__Exercise objective__. Identify and pull out each line of the entries in which "fingers" occurs.

[Start Information shown]

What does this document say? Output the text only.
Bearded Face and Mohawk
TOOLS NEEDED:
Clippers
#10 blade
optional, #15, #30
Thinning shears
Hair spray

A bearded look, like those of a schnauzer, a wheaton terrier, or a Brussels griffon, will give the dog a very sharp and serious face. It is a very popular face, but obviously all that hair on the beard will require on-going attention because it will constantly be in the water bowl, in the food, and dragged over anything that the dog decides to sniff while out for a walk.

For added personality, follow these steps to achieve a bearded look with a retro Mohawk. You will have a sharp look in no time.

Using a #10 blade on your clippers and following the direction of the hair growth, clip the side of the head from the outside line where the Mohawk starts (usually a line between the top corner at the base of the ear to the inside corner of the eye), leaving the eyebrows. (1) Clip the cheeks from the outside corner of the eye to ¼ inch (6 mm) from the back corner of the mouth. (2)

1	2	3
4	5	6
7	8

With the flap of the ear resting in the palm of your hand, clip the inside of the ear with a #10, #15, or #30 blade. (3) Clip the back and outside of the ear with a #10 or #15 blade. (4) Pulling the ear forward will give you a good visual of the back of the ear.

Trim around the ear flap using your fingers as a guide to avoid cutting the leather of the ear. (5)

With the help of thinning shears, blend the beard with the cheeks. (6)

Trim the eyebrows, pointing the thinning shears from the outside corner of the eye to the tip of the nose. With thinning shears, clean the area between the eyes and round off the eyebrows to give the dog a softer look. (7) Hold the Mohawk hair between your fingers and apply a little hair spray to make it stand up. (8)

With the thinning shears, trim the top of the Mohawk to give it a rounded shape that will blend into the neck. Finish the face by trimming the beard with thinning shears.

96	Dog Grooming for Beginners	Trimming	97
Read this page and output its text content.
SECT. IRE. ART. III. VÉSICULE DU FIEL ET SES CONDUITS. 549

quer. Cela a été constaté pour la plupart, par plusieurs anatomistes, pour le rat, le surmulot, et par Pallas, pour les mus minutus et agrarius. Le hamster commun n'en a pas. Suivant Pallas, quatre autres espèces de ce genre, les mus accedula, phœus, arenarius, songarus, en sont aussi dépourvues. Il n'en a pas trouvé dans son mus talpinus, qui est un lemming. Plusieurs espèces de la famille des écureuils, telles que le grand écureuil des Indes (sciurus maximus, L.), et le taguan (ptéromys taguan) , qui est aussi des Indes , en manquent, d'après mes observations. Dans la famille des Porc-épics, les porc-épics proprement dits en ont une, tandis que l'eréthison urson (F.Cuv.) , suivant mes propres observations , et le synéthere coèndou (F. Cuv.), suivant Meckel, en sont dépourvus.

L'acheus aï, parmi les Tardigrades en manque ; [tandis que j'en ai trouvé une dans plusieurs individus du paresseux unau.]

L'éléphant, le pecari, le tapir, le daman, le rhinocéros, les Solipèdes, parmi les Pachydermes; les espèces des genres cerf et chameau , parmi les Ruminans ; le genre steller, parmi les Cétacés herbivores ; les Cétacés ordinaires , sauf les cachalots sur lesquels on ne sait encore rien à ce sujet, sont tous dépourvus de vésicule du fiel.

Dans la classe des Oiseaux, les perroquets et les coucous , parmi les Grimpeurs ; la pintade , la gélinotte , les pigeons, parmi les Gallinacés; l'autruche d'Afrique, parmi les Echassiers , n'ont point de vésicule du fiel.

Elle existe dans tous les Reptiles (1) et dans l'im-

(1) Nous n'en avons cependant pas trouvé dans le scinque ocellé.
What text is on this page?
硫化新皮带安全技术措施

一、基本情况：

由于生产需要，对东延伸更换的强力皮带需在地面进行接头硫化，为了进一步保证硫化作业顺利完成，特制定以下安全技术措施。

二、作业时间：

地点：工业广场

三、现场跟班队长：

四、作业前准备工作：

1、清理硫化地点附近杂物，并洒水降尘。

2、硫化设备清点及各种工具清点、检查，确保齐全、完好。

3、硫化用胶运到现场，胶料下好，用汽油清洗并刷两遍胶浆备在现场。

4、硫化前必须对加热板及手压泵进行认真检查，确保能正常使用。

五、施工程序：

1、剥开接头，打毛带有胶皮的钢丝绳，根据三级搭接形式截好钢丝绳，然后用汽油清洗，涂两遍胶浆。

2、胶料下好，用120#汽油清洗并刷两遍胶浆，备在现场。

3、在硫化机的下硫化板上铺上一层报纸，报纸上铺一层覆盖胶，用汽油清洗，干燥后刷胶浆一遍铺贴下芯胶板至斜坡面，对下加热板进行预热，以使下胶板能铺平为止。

[End Information shown]

__Answer to this problem__.
Trim around the ear flap using your fingers as a guide to avoid cutting the leather of the ear. (5)
Trim the eyebrows, pointing the thinning shears from the outside corner of the eye to the tip of the nose. With thinning shears, clean the area between the eyes and round off the eyebrows to give the dog a softer look. (7) Hold the Mohawk hair between your fingers and apply a little hair spray to make it stand up. (8)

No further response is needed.